═════ SUPPLIED RECORDS

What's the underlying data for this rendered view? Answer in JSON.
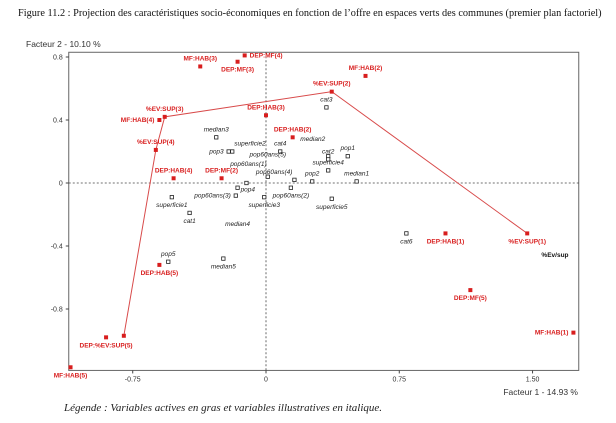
{
  "title": "Figure 11.2 : Projection des caractéristiques socio-économiques en fonction de l’offre en espaces verts des communes (premier plan factoriel)",
  "legend_note": "Légende : Variables actives en gras et variables illustratives en italique.",
  "chart_data": {
    "type": "scatter",
    "xlabel": "Facteur 1  -  14.93 %",
    "ylabel": "Facteur 2  -  10.10 %",
    "xlim": [
      -1.11,
      1.76
    ],
    "ylim": [
      -1.19,
      0.83
    ],
    "xticks": [
      {
        "v": -0.75,
        "l": "-0.75"
      },
      {
        "v": 0,
        "l": "0"
      },
      {
        "v": 0.75,
        "l": "0.75"
      },
      {
        "v": 1.5,
        "l": "1.50"
      }
    ],
    "yticks": [
      {
        "v": 0.8,
        "l": "0.8"
      },
      {
        "v": 0.4,
        "l": "0.4"
      },
      {
        "v": 0,
        "l": "0"
      },
      {
        "v": -0.4,
        "l": "-0.4"
      },
      {
        "v": -0.8,
        "l": "-0.8"
      }
    ],
    "colors": {
      "active": "#d81e1e",
      "illustrative": "#222222",
      "trajectory": "#d84a4a"
    },
    "active": [
      {
        "label": "DEP:MF(4)",
        "x": -0.12,
        "y": 0.81,
        "pos": "right"
      },
      {
        "label": "MF:HAB(3)",
        "x": -0.37,
        "y": 0.74,
        "pos": "above"
      },
      {
        "label": "DEP:MF(3)",
        "x": -0.16,
        "y": 0.77,
        "pos": "below"
      },
      {
        "label": "MF:HAB(2)",
        "x": 0.56,
        "y": 0.68,
        "pos": "above"
      },
      {
        "label": "%EV:SUP(2)",
        "x": 0.37,
        "y": 0.58,
        "pos": "above"
      },
      {
        "label": "%EV:SUP(3)",
        "x": -0.57,
        "y": 0.42,
        "pos": "above"
      },
      {
        "label": "MF:HAB(4)",
        "x": -0.6,
        "y": 0.4,
        "pos": "left"
      },
      {
        "label": "DEP:HAB(3)",
        "x": 0.0,
        "y": 0.43,
        "pos": "above"
      },
      {
        "label": "DEP:HAB(2)",
        "x": 0.15,
        "y": 0.29,
        "pos": "above"
      },
      {
        "label": "%EV:SUP(4)",
        "x": -0.62,
        "y": 0.21,
        "pos": "above"
      },
      {
        "label": "DEP:HAB(4)",
        "x": -0.52,
        "y": 0.03,
        "pos": "above"
      },
      {
        "label": "DEP:MF(2)",
        "x": -0.25,
        "y": 0.03,
        "pos": "above"
      },
      {
        "label": "DEP:HAB(5)",
        "x": -0.6,
        "y": -0.52,
        "pos": "below"
      },
      {
        "label": "DEP:%EV:SUP(5)",
        "x": -0.9,
        "y": -0.98,
        "pos": "below"
      },
      {
        "label": "",
        "x": -0.8,
        "y": -0.97,
        "pos": "below"
      },
      {
        "label": "MF:HAB(5)",
        "x": -1.1,
        "y": -1.17,
        "pos": "below"
      },
      {
        "label": "DEP:HAB(1)",
        "x": 1.01,
        "y": -0.32,
        "pos": "below"
      },
      {
        "label": "%EV:SUP(1)",
        "x": 1.47,
        "y": -0.32,
        "pos": "below"
      },
      {
        "label": "DEP:MF(5)",
        "x": 1.15,
        "y": -0.68,
        "pos": "below"
      },
      {
        "label": "MF:HAB(1)",
        "x": 1.73,
        "y": -0.95,
        "pos": "left"
      }
    ],
    "trajectory": [
      [
        1.47,
        -0.32
      ],
      [
        0.37,
        0.58
      ],
      [
        -0.57,
        0.42
      ],
      [
        -0.62,
        0.21
      ],
      [
        -0.8,
        -0.97
      ]
    ],
    "illustrative": [
      {
        "label": "cat3",
        "x": 0.34,
        "y": 0.48,
        "pos": "above"
      },
      {
        "label": "median3",
        "x": -0.28,
        "y": 0.29,
        "pos": "above"
      },
      {
        "label": "superficie2",
        "x": -0.19,
        "y": 0.2,
        "pos": "aboveright"
      },
      {
        "label": "pop3",
        "x": -0.21,
        "y": 0.2,
        "pos": "left"
      },
      {
        "label": "cat4",
        "x": 0.08,
        "y": 0.2,
        "pos": "above"
      },
      {
        "label": "median2",
        "x": 0.35,
        "y": 0.17,
        "pos": "aboveright"
      },
      {
        "label": "cat2",
        "x": 0.35,
        "y": 0.15,
        "pos": "above"
      },
      {
        "label": "pop1",
        "x": 0.46,
        "y": 0.17,
        "pos": "above"
      },
      {
        "label": "pop60ans(5)",
        "x": 0.01,
        "y": 0.04,
        "pos": "above"
      },
      {
        "label": "pop60ans(1)",
        "x": -0.11,
        "y": 0.0,
        "pos": "aboveleft"
      },
      {
        "label": "pop60ans(4)",
        "x": 0.16,
        "y": 0.02,
        "pos": "above"
      },
      {
        "label": "superficie4",
        "x": 0.35,
        "y": 0.08,
        "pos": "above"
      },
      {
        "label": "pop2",
        "x": 0.26,
        "y": 0.01,
        "pos": "above"
      },
      {
        "label": "median1",
        "x": 0.51,
        "y": 0.01,
        "pos": "above"
      },
      {
        "label": "pop60ans(2)",
        "x": 0.14,
        "y": -0.03,
        "pos": "below"
      },
      {
        "label": "pop4",
        "x": -0.16,
        "y": -0.03,
        "pos": "belowright"
      },
      {
        "label": "superficie5",
        "x": 0.37,
        "y": -0.1,
        "pos": "below"
      },
      {
        "label": "superficie3",
        "x": -0.01,
        "y": -0.09,
        "pos": "below"
      },
      {
        "label": "pop60ans(3)",
        "x": -0.17,
        "y": -0.08,
        "pos": "left"
      },
      {
        "label": "superficie1",
        "x": -0.53,
        "y": -0.09,
        "pos": "below"
      },
      {
        "label": "cat1",
        "x": -0.43,
        "y": -0.19,
        "pos": "below"
      },
      {
        "label": "median4",
        "x": -0.16,
        "y": -0.26,
        "pos": "none"
      },
      {
        "label": "pop5",
        "x": -0.55,
        "y": -0.5,
        "pos": "above"
      },
      {
        "label": "median5",
        "x": -0.24,
        "y": -0.48,
        "pos": "below"
      },
      {
        "label": "cat6",
        "x": 0.79,
        "y": -0.32,
        "pos": "below"
      }
    ],
    "annotation": {
      "label": "%Ev/sup",
      "x": 1.55,
      "y": -0.47
    }
  }
}
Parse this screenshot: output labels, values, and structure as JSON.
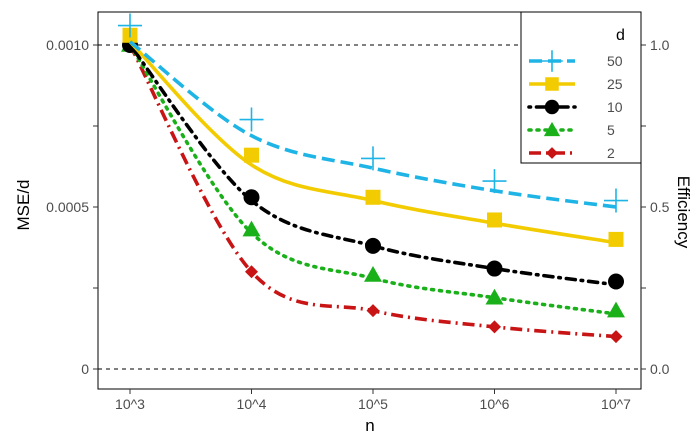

══════════

> _INSTRUCTIONS TO FOLLOW_: Print out the material word for word, omitting the pictures.

> _RESPONSE TO THIS TASK_:
What's the underlying data for this rendered view? Answer in JSON.
{
  "title": "Figure 11.2 : Projection des caractéristiques socio-économiques en fonction de l’offre en espaces verts des communes (premier plan factoriel)",
  "legend_note": "Légende : Variables actives en gras et variables illustratives en italique.",
  "chart_data": {
    "type": "scatter",
    "xlabel": "Facteur 1  -  14.93 %",
    "ylabel": "Facteur 2  -  10.10 %",
    "xlim": [
      -1.11,
      1.76
    ],
    "ylim": [
      -1.19,
      0.83
    ],
    "xticks": [
      {
        "v": -0.75,
        "l": "-0.75"
      },
      {
        "v": 0,
        "l": "0"
      },
      {
        "v": 0.75,
        "l": "0.75"
      },
      {
        "v": 1.5,
        "l": "1.50"
      }
    ],
    "yticks": [
      {
        "v": 0.8,
        "l": "0.8"
      },
      {
        "v": 0.4,
        "l": "0.4"
      },
      {
        "v": 0,
        "l": "0"
      },
      {
        "v": -0.4,
        "l": "-0.4"
      },
      {
        "v": -0.8,
        "l": "-0.8"
      }
    ],
    "colors": {
      "active": "#d81e1e",
      "illustrative": "#222222",
      "trajectory": "#d84a4a"
    },
    "active": [
      {
        "label": "DEP:MF(4)",
        "x": -0.12,
        "y": 0.81,
        "pos": "right"
      },
      {
        "label": "MF:HAB(3)",
        "x": -0.37,
        "y": 0.74,
        "pos": "above"
      },
      {
        "label": "DEP:MF(3)",
        "x": -0.16,
        "y": 0.77,
        "pos": "below"
      },
      {
        "label": "MF:HAB(2)",
        "x": 0.56,
        "y": 0.68,
        "pos": "above"
      },
      {
        "label": "%EV:SUP(2)",
        "x": 0.37,
        "y": 0.58,
        "pos": "above"
      },
      {
        "label": "%EV:SUP(3)",
        "x": -0.57,
        "y": 0.42,
        "pos": "above"
      },
      {
        "label": "MF:HAB(4)",
        "x": -0.6,
        "y": 0.4,
        "pos": "left"
      },
      {
        "label": "DEP:HAB(3)",
        "x": 0.0,
        "y": 0.43,
        "pos": "above"
      },
      {
        "label": "DEP:HAB(2)",
        "x": 0.15,
        "y": 0.29,
        "pos": "above"
      },
      {
        "label": "%EV:SUP(4)",
        "x": -0.62,
        "y": 0.21,
        "pos": "above"
      },
      {
        "label": "DEP:HAB(4)",
        "x": -0.52,
        "y": 0.03,
        "pos": "above"
      },
      {
        "label": "DEP:MF(2)",
        "x": -0.25,
        "y": 0.03,
        "pos": "above"
      },
      {
        "label": "DEP:HAB(5)",
        "x": -0.6,
        "y": -0.52,
        "pos": "below"
      },
      {
        "label": "DEP:%EV:SUP(5)",
        "x": -0.9,
        "y": -0.98,
        "pos": "below"
      },
      {
        "label": "",
        "x": -0.8,
        "y": -0.97,
        "pos": "below"
      },
      {
        "label": "MF:HAB(5)",
        "x": -1.1,
        "y": -1.17,
        "pos": "below"
      },
      {
        "label": "DEP:HAB(1)",
        "x": 1.01,
        "y": -0.32,
        "pos": "below"
      },
      {
        "label": "%EV:SUP(1)",
        "x": 1.47,
        "y": -0.32,
        "pos": "below"
      },
      {
        "label": "DEP:MF(5)",
        "x": 1.15,
        "y": -0.68,
        "pos": "below"
      },
      {
        "label": "MF:HAB(1)",
        "x": 1.73,
        "y": -0.95,
        "pos": "left"
      }
    ],
    "trajectory": [
      [
        1.47,
        -0.32
      ],
      [
        0.37,
        0.58
      ],
      [
        -0.57,
        0.42
      ],
      [
        -0.62,
        0.21
      ],
      [
        -0.8,
        -0.97
      ]
    ],
    "illustrative": [
      {
        "label": "cat3",
        "x": 0.34,
        "y": 0.48,
        "pos": "above"
      },
      {
        "label": "median3",
        "x": -0.28,
        "y": 0.29,
        "pos": "above"
      },
      {
        "label": "superficie2",
        "x": -0.19,
        "y": 0.2,
        "pos": "aboveright"
      },
      {
        "label": "pop3",
        "x": -0.21,
        "y": 0.2,
        "pos": "left"
      },
      {
        "label": "cat4",
        "x": 0.08,
        "y": 0.2,
        "pos": "above"
      },
      {
        "label": "median2",
        "x": 0.35,
        "y": 0.17,
        "pos": "aboveright"
      },
      {
        "label": "cat2",
        "x": 0.35,
        "y": 0.15,
        "pos": "above"
      },
      {
        "label": "pop1",
        "x": 0.46,
        "y": 0.17,
        "pos": "above"
      },
      {
        "label": "pop60ans(5)",
        "x": 0.01,
        "y": 0.04,
        "pos": "above"
      },
      {
        "label": "pop60ans(1)",
        "x": -0.11,
        "y": 0.0,
        "pos": "aboveleft"
      },
      {
        "label": "pop60ans(4)",
        "x": 0.16,
        "y": 0.02,
        "pos": "above"
      },
      {
        "label": "superficie4",
        "x": 0.35,
        "y": 0.08,
        "pos": "above"
      },
      {
        "label": "pop2",
        "x": 0.26,
        "y": 0.01,
        "pos": "above"
      },
      {
        "label": "median1",
        "x": 0.51,
        "y": 0.01,
        "pos": "above"
      },
      {
        "label": "pop60ans(2)",
        "x": 0.14,
        "y": -0.03,
        "pos": "below"
      },
      {
        "label": "pop4",
        "x": -0.16,
        "y": -0.03,
        "pos": "belowright"
      },
      {
        "label": "superficie5",
        "x": 0.37,
        "y": -0.1,
        "pos": "below"
      },
      {
        "label": "superficie3",
        "x": -0.01,
        "y": -0.09,
        "pos": "below"
      },
      {
        "label": "pop60ans(3)",
        "x": -0.17,
        "y": -0.08,
        "pos": "left"
      },
      {
        "label": "superficie1",
        "x": -0.53,
        "y": -0.09,
        "pos": "below"
      },
      {
        "label": "cat1",
        "x": -0.43,
        "y": -0.19,
        "pos": "below"
      },
      {
        "label": "median4",
        "x": -0.16,
        "y": -0.26,
        "pos": "none"
      },
      {
        "label": "pop5",
        "x": -0.55,
        "y": -0.5,
        "pos": "above"
      },
      {
        "label": "median5",
        "x": -0.24,
        "y": -0.48,
        "pos": "below"
      },
      {
        "label": "cat6",
        "x": 0.79,
        "y": -0.32,
        "pos": "below"
      }
    ],
    "annotation": {
      "label": "%Ev/sup",
      "x": 1.55,
      "y": -0.47
    }
  }
}
Parse this screenshot: output labels, values, and structure as JSON.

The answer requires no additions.